● **Work instructions**: Filter out everything except lines holding "краевые".

● **Record list**:
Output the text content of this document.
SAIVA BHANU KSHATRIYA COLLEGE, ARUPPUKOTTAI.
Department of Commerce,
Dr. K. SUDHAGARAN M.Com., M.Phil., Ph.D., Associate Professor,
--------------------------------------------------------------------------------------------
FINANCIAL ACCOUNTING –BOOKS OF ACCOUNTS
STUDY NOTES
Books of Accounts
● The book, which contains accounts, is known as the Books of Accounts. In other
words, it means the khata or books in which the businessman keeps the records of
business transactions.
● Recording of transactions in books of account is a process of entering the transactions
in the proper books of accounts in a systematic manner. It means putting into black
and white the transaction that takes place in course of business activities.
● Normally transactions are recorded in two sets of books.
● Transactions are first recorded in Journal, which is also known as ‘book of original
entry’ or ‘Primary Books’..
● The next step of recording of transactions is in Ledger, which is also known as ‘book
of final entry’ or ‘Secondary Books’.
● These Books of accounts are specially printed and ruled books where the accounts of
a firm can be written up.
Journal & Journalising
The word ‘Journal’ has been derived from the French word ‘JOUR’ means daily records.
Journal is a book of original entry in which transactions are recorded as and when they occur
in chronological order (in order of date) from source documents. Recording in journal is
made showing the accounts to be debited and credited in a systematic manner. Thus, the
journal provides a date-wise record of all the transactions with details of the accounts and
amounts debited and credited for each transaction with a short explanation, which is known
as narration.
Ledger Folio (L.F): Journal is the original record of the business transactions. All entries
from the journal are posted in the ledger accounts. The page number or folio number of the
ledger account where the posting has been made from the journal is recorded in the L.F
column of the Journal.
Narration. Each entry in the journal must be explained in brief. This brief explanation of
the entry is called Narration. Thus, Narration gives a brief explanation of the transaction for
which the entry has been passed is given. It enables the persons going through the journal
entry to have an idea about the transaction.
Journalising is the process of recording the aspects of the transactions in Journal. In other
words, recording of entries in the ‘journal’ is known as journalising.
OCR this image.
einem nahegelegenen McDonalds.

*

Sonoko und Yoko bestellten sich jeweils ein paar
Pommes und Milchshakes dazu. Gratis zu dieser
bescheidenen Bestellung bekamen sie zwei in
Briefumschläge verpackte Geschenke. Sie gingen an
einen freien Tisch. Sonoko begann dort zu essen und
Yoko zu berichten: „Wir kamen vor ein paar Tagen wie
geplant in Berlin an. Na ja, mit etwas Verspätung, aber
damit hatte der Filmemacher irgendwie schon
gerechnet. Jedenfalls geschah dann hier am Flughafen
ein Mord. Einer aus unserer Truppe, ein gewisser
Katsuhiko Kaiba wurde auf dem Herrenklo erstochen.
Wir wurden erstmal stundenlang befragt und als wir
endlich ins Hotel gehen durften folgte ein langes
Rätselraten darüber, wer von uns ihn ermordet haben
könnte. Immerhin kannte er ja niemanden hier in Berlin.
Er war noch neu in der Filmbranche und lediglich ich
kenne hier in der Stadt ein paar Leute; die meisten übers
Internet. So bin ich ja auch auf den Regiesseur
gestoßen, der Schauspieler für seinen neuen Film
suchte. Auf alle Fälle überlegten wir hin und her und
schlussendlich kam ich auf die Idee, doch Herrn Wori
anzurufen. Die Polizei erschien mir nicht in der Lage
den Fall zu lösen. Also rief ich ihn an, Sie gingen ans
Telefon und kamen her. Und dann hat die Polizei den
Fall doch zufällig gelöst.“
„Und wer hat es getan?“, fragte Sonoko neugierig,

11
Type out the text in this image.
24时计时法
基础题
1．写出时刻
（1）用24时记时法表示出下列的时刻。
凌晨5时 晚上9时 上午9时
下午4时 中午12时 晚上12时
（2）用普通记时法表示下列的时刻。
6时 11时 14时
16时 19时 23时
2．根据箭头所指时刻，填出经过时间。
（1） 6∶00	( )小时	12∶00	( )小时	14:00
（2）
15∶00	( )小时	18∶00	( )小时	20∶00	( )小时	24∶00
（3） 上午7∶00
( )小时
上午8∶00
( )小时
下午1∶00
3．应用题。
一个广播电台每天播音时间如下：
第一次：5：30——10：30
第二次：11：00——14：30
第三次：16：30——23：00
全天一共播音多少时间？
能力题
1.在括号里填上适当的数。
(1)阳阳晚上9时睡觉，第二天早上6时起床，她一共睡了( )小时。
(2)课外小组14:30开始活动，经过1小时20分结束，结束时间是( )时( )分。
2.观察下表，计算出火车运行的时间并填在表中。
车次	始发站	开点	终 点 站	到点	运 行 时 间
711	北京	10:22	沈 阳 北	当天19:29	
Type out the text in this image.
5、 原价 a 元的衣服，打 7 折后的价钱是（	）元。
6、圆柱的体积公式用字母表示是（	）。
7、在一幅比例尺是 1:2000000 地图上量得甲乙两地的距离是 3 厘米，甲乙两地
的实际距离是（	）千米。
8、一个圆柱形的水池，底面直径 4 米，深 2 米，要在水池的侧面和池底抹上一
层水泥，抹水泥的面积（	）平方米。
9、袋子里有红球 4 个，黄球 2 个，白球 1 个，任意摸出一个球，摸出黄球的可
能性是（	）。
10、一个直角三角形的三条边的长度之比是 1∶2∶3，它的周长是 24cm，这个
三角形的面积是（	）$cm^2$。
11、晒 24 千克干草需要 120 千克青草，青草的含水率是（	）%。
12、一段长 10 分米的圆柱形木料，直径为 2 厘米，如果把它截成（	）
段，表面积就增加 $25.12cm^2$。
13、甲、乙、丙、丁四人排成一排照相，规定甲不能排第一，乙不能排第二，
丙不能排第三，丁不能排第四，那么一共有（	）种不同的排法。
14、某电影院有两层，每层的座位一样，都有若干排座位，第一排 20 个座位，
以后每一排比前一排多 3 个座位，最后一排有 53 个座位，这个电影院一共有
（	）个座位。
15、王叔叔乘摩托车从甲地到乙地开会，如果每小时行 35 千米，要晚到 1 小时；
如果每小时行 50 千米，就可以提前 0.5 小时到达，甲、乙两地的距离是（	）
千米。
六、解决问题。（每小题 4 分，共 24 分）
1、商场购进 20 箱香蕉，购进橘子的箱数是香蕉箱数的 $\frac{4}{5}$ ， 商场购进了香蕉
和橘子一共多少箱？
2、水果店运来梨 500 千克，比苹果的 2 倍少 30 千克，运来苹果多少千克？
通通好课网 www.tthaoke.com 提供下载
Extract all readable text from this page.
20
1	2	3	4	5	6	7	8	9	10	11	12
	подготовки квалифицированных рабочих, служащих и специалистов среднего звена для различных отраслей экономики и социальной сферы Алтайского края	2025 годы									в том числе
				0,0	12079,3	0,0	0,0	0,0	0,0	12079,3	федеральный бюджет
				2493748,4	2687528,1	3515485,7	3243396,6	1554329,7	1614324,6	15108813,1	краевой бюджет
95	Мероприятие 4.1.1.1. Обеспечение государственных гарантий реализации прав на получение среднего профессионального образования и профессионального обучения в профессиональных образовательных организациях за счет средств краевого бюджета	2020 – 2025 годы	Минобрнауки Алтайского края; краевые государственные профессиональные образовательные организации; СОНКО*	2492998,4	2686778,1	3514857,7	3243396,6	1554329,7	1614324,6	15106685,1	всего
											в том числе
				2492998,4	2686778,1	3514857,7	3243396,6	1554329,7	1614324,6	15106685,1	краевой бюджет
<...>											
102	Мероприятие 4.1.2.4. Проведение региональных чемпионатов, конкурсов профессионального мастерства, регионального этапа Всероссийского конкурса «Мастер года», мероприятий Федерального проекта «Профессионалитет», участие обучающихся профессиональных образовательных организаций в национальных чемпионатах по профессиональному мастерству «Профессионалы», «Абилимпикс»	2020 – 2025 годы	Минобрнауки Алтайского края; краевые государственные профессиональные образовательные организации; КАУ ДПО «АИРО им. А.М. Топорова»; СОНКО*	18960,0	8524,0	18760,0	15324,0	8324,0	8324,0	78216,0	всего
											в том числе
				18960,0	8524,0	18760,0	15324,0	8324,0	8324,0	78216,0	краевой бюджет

● **Answer to the task**:
95	Мероприятие 4.1.1.1. Обеспечение государственных гарантий реализации прав на получение среднего профессионального образования и профессионального обучения в профессиональных образовательных организациях за счет средств краевого бюджета	2020 – 2025 годы	Минобрнауки Алтайского края; краевые государственные профессиональные образовательные организации; СОНКО*	2492998,4	2686778,1	3514857,7	3243396,6	1554329,7	1614324,6	15106685,1	всего
102	Мероприятие 4.1.2.4. Проведение региональных чемпионатов, конкурсов профессионального мастерства, регионального этапа Всероссийского конкурса «Мастер года», мероприятий Федерального проекта «Профессионалитет», участие обучающихся профессиональных образовательных организаций в национальных чемпионатах по профессиональному мастерству «Профессионалы», «Абилимпикс»	2020 – 2025 годы	Минобрнауки Алтайского края; краевые государственные профессиональные образовательные организации; КАУ ДПО «АИРО им. А.М. Топорова»; СОНКО*	18960,0	8524,0	18760,0	15324,0	8324,0	8324,0	78216,0	всего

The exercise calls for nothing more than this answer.